TASK DESCRIPTION: Would you transcribe all of the data exactly, down to the last character?
====== EXCERPTED DATA ======
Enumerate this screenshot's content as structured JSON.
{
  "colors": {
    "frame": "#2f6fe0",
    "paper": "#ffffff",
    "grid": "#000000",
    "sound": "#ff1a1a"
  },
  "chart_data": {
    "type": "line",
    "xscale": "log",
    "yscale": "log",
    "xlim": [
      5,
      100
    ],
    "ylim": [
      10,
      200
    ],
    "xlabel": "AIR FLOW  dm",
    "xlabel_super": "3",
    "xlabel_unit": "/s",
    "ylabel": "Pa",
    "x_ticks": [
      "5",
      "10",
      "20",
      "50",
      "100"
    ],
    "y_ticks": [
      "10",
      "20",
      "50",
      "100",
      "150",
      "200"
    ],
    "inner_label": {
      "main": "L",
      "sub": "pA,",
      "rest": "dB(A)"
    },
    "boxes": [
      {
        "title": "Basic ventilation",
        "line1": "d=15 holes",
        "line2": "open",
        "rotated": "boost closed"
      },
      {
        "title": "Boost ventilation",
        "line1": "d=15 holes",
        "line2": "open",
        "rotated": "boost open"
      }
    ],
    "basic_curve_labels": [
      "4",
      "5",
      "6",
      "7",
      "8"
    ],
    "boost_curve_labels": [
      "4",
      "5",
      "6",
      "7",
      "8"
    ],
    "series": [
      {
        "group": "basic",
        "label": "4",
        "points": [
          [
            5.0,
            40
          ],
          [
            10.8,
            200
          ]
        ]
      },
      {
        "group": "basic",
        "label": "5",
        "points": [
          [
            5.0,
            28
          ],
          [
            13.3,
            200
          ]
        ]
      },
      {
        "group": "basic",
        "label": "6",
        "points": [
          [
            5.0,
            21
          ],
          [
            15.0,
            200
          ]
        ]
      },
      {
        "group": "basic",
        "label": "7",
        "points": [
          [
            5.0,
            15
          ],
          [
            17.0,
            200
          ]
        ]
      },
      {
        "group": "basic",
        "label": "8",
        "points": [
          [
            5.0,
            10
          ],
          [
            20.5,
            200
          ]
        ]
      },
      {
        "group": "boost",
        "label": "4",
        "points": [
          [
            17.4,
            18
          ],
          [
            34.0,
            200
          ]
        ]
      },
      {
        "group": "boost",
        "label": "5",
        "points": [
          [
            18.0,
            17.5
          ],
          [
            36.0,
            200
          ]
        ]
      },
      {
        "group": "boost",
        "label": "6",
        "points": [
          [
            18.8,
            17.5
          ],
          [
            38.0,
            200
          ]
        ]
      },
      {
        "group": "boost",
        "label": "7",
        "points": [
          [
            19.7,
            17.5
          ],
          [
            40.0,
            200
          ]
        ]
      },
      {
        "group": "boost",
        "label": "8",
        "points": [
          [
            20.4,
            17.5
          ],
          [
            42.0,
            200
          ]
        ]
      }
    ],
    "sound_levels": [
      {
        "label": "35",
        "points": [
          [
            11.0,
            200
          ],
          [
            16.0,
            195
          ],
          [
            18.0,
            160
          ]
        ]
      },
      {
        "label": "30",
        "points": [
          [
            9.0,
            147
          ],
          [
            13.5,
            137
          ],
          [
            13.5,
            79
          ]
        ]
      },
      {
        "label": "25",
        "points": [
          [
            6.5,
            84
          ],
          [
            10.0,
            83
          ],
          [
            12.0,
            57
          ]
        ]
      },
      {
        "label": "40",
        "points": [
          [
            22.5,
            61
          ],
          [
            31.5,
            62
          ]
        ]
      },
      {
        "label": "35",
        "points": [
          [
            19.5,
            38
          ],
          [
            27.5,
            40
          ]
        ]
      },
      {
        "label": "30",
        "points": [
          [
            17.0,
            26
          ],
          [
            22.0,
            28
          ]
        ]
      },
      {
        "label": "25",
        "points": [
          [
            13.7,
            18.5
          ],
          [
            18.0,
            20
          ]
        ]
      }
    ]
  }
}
======
SOLVED PROBLEM:
Enumerate this screenshot's content as structured JSON.
{
  "colors": {
    "frame": "#2f6fe0",
    "paper": "#ffffff",
    "grid": "#000000",
    "sound": "#ff1a1a"
  },
  "chart_data": {
    "type": "line",
    "xscale": "log",
    "yscale": "log",
    "xlim": [
      5,
      100
    ],
    "ylim": [
      10,
      200
    ],
    "xlabel": "AIR FLOW  dm",
    "xlabel_super": "3",
    "xlabel_unit": "/s",
    "ylabel": "Pa",
    "x_ticks": [
      "5",
      "10",
      "20",
      "50",
      "100"
    ],
    "y_ticks": [
      "10",
      "20",
      "50",
      "100",
      "150",
      "200"
    ],
    "inner_label": {
      "main": "L",
      "sub": "pA,",
      "rest": "dB(A)"
    },
    "boxes": [
      {
        "title": "Basic ventilation",
        "line1": "d=15 holes",
        "line2": "open",
        "rotated": "boost closed"
      },
      {
        "title": "Boost ventilation",
        "line1": "d=15 holes",
        "line2": "open",
        "rotated": "boost open"
      }
    ],
    "basic_curve_labels": [
      "4",
      "5",
      "6",
      "7",
      "8"
    ],
    "boost_curve_labels": [
      "4",
      "5",
      "6",
      "7",
      "8"
    ],
    "series": [
      {
        "group": "basic",
        "label": "4",
        "points": [
          [
            5.0,
            40
          ],
          [
            10.8,
            200
          ]
        ]
      },
      {
        "group": "basic",
        "label": "5",
        "points": [
          [
            5.0,
            28
          ],
          [
            13.3,
            200
          ]
        ]
      },
      {
        "group": "basic",
        "label": "6",
        "points": [
          [
            5.0,
            21
          ],
          [
            15.0,
            200
          ]
        ]
      },
      {
        "group": "basic",
        "label": "7",
        "points": [
          [
            5.0,
            15
          ],
          [
            17.0,
            200
          ]
        ]
      },
      {
        "group": "basic",
        "label": "8",
        "points": [
          [
            5.0,
            10
          ],
          [
            20.5,
            200
          ]
        ]
      },
      {
        "group": "boost",
        "label": "4",
        "points": [
          [
            17.4,
            18
          ],
          [
            34.0,
            200
          ]
        ]
      },
      {
        "group": "boost",
        "label": "5",
        "points": [
          [
            18.0,
            17.5
          ],
          [
            36.0,
            200
          ]
        ]
      },
      {
        "group": "boost",
        "label": "6",
        "points": [
          [
            18.8,
            17.5
          ],
          [
            38.0,
            200
          ]
        ]
      },
      {
        "group": "boost",
        "label": "7",
        "points": [
          [
            19.7,
            17.5
          ],
          [
            40.0,
            200
          ]
        ]
      },
      {
        "group": "boost",
        "label": "8",
        "points": [
          [
            20.4,
            17.5
          ],
          [
            42.0,
            200
          ]
        ]
      }
    ],
    "sound_levels": [
      {
        "label": "35",
        "points": [
          [
            11.0,
            200
          ],
          [
            16.0,
            195
          ],
          [
            18.0,
            160
          ]
        ]
      },
      {
        "label": "30",
        "points": [
          [
            9.0,
            147
          ],
          [
            13.5,
            137
          ],
          [
            13.5,
            79
          ]
        ]
      },
      {
        "label": "25",
        "points": [
          [
            6.5,
            84
          ],
          [
            10.0,
            83
          ],
          [
            12.0,
            57
          ]
        ]
      },
      {
        "label": "40",
        "points": [
          [
            22.5,
            61
          ],
          [
            31.5,
            62
          ]
        ]
      },
      {
        "label": "35",
        "points": [
          [
            19.5,
            38
          ],
          [
            27.5,
            40
          ]
        ]
      },
      {
        "label": "30",
        "points": [
          [
            17.0,
            26
          ],
          [
            22.0,
            28
          ]
        ]
      },
      {
        "label": "25",
        "points": [
          [
            13.7,
            18.5
          ],
          [
            18.0,
            20
          ]
        ]
      }
    ]
  }
}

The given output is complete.